[GOALS]
1. Decide whether each statement below agrees with the FIFA 19 data exploration post. For each, answer yes or no and quote the words of the post that settle it. (a) The post says Plotly charts look good without much customization. (b) The post says Anaconda users need to install Plotly themselves with pip. (c) The post recommends installing ipywidgets if Plotly gives errors in Jupyter Notebooks.
2. Write the next part of the FIFA 19 data exploration post, picking up after its last sentence.

* Start DOCUMENT SEGMENT *

Analyzing FIFA 19 data (II). Data Exploration and Visualization
You can find all the code to this project here. You can review the code in this post in 2.0-plotting-and-exploration.ipynb.
In this post I will go through the process of data exploration. In part 1 we already did some “exploration and are now much more familiar with the dataset. In this part I will mostly focus on visualizations. To be more specific, I will focus on visalizing our data set with a python library - “Plotly”.
Before we continue I just wanted to quickly explain why I will be using Plotly, instead of matplotlib or seaborn.
- Plotly graphs and charts look really good, even without a lot of customization.
- There are some useful features taht will allow me to explore the dataset (for example, I can zoom in on the chart interactively).
- We can later make a ‘Dash’ dashboard, which uses plotly for all its graphs.
Installation
If you are using anaconda, you have it pre installed. If you are using your own virtual environment then install simply with
pip install plotly
I strongly suggest you use jupyter notebook for all the analysis and exploration. Again if you are using Anaconda environemnt, you have it pre-installed and simply need to launch jupyter notebooks from the Anaconda Navigator, which is a programm you can run on your computer. If you decided not to use Anaconda than you can easily install jupyter notebooks simply following the official installation guide.
Plotly should be working fine with Jupyter Notebooks, right out of the box, but if you are running into some errors, try installing ipywidgets using pip, and generaly going throught the plotly jupiter lab integration guide.

* End DOCUMENT SEGMENT *
* Start PROVIDED DATA *

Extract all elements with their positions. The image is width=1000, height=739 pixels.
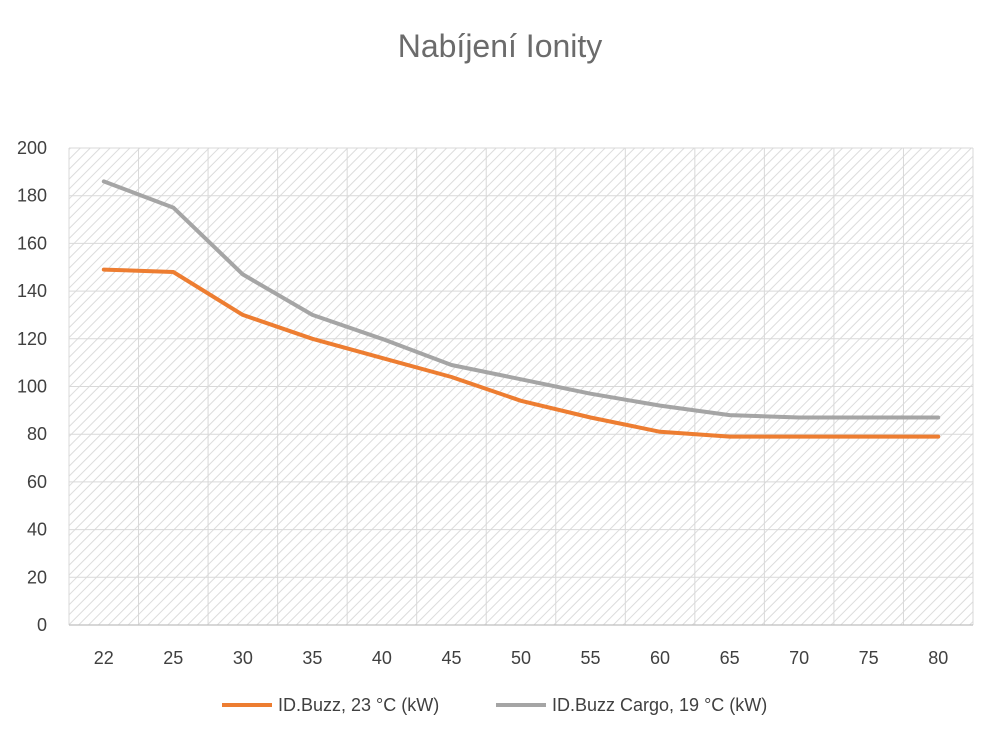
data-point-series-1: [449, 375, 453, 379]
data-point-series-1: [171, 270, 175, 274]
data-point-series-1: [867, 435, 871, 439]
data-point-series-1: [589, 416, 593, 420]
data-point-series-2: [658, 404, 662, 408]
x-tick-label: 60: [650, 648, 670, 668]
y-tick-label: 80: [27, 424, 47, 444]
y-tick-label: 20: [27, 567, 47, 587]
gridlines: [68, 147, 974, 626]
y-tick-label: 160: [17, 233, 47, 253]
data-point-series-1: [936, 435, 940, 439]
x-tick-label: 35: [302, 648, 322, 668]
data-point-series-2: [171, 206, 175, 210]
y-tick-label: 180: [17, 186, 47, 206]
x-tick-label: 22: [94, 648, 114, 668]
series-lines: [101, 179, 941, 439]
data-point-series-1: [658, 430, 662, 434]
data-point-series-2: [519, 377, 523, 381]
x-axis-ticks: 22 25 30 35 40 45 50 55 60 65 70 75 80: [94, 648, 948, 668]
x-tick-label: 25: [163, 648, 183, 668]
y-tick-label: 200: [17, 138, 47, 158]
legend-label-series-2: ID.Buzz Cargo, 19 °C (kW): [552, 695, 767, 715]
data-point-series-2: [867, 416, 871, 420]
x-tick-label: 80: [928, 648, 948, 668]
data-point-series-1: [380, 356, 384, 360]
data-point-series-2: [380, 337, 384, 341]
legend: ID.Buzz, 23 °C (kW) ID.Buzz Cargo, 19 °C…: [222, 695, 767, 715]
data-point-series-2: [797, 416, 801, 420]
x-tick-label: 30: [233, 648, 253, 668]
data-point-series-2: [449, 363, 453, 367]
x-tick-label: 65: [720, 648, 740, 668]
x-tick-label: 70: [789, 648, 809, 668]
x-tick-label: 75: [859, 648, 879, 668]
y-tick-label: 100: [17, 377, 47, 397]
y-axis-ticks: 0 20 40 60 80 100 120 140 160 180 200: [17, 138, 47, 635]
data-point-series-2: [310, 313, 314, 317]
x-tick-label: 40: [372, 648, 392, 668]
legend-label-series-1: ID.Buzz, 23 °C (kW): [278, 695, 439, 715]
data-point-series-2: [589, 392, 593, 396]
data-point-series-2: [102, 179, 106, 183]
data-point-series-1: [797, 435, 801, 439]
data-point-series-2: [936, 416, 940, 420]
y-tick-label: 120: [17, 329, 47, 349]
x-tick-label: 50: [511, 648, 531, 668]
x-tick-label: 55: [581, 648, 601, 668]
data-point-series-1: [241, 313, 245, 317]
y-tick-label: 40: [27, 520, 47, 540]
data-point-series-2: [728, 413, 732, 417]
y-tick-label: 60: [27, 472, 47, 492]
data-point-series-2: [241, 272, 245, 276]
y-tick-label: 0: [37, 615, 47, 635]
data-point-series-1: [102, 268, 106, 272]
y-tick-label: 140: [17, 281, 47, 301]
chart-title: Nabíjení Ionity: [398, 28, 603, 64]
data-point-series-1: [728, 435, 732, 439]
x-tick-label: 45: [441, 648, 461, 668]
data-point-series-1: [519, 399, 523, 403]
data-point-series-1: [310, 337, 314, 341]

* End PROVIDED DATA *
* Start PROVIDED DATA *

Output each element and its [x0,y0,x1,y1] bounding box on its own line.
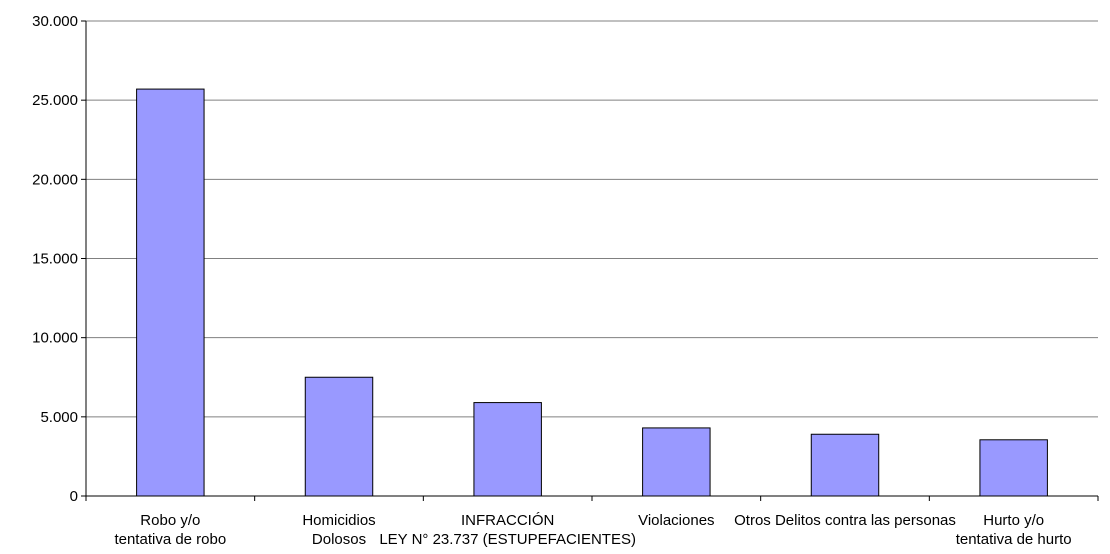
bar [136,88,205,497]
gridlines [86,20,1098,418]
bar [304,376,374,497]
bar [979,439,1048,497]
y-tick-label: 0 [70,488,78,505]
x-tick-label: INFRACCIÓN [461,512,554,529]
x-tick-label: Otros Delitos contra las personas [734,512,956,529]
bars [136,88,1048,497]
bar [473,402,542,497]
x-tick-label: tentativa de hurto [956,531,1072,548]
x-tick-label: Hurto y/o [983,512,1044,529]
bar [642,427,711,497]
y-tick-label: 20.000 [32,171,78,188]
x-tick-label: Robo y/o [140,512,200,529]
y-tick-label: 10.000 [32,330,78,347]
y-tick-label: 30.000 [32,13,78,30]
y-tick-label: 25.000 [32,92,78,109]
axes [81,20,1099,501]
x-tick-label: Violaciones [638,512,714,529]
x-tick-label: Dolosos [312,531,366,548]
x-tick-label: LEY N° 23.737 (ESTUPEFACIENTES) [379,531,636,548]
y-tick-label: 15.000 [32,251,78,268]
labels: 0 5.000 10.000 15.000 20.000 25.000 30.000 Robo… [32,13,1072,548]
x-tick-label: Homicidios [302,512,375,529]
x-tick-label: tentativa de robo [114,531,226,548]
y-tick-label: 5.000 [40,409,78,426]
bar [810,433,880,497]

* End PROVIDED DATA *
* Start PROVIDED DATA *

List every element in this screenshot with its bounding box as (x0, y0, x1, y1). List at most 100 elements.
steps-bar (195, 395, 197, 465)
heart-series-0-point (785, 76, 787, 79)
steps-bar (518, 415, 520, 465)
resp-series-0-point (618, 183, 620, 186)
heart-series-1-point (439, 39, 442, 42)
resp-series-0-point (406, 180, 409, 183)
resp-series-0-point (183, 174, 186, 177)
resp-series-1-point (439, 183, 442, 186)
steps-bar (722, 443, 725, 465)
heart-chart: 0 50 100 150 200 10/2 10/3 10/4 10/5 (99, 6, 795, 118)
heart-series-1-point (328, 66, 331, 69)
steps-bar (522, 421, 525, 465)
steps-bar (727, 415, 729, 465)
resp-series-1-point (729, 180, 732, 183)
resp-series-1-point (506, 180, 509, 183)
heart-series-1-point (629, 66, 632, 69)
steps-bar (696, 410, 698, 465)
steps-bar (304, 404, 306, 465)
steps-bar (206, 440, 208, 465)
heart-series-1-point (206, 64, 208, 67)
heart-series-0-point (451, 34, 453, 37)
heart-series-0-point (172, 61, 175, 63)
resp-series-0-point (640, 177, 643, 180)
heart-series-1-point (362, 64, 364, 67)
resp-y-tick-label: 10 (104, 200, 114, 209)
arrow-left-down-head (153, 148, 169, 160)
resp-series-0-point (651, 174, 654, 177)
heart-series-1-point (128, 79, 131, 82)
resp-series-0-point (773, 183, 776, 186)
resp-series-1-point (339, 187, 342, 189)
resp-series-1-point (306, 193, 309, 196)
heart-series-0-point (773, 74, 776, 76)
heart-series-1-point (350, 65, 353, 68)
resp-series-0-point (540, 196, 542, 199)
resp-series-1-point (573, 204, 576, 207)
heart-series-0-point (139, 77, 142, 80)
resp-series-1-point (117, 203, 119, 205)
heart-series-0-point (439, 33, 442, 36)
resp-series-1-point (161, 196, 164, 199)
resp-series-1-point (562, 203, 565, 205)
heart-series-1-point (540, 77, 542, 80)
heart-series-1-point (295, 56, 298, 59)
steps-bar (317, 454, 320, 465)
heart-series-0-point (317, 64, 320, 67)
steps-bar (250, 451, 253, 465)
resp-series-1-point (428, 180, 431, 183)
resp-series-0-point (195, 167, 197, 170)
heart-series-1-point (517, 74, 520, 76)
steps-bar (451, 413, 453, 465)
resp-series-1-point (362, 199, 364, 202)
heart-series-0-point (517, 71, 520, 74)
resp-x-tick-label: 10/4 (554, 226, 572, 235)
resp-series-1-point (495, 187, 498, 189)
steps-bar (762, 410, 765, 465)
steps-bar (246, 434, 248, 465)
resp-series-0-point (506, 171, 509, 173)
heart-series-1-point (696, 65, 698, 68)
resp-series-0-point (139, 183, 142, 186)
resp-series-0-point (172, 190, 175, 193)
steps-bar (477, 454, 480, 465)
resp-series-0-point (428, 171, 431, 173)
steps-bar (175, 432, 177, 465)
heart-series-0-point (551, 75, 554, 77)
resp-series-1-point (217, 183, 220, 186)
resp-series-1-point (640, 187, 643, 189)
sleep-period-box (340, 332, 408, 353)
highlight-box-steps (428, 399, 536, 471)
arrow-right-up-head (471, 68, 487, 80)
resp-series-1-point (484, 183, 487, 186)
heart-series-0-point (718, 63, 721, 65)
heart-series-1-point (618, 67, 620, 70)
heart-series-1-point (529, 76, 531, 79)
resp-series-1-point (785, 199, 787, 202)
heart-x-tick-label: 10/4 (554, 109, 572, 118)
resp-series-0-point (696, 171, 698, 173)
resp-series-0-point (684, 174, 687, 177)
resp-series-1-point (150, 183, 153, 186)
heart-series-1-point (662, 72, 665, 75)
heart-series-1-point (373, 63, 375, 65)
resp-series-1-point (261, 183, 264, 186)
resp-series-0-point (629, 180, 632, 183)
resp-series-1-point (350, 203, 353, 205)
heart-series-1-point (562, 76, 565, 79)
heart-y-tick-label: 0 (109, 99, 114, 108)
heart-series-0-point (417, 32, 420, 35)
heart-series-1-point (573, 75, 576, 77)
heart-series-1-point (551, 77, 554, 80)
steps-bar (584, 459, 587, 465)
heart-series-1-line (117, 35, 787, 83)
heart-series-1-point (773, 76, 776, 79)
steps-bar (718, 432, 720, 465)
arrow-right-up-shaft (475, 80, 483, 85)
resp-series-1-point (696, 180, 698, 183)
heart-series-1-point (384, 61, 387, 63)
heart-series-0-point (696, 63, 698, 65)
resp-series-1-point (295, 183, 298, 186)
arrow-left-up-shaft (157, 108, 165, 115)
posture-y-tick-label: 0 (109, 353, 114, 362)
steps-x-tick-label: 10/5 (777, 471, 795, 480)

* End PROVIDED DATA *

[ANSWERS BELOW]
1.
(a) Yes: "Plotly graphs and charts look really good, even without a lot of customization."
(b) No: "If you are using anaconda, you have it pre installed."
(c) Yes: "try installing ipywidgets using pip"

2.
Importing packages
Since we are not working with matplotlib or seaborn, we only need to import a couple packages:
import pandas as pd
import plotly.graph_objects as go
import plotly.express as px
- we need pandas beacuse we are wroking with a dataframe
- plotly.express is good for quick plots that don’t require any customization
- plotly.graph_objects allow for full customization
Finally, before we begin let’s import the dataset we made in the previous post. Please make sure you are wokring in the same directory as you csv file.
combined_columns_data = pd.read_csv('reduced_clean_data.csv', index_col=0)
Correlations using scatter matrix
Basic Player Info (Height, Weight, Overall, Value, Wage)
One of the first things we want to look at is something called a scatter matrix. This chart will allow us to compare a bunch of variables (columns) to each other to see if there are any interesting relationships going on in our data. With plotly express it is pretty simple to do.
fig = px.scatter_matrix(combined_columns_data,
dimensions=['height','weight','age','value','overall','wage'],
color="position")
fig.show()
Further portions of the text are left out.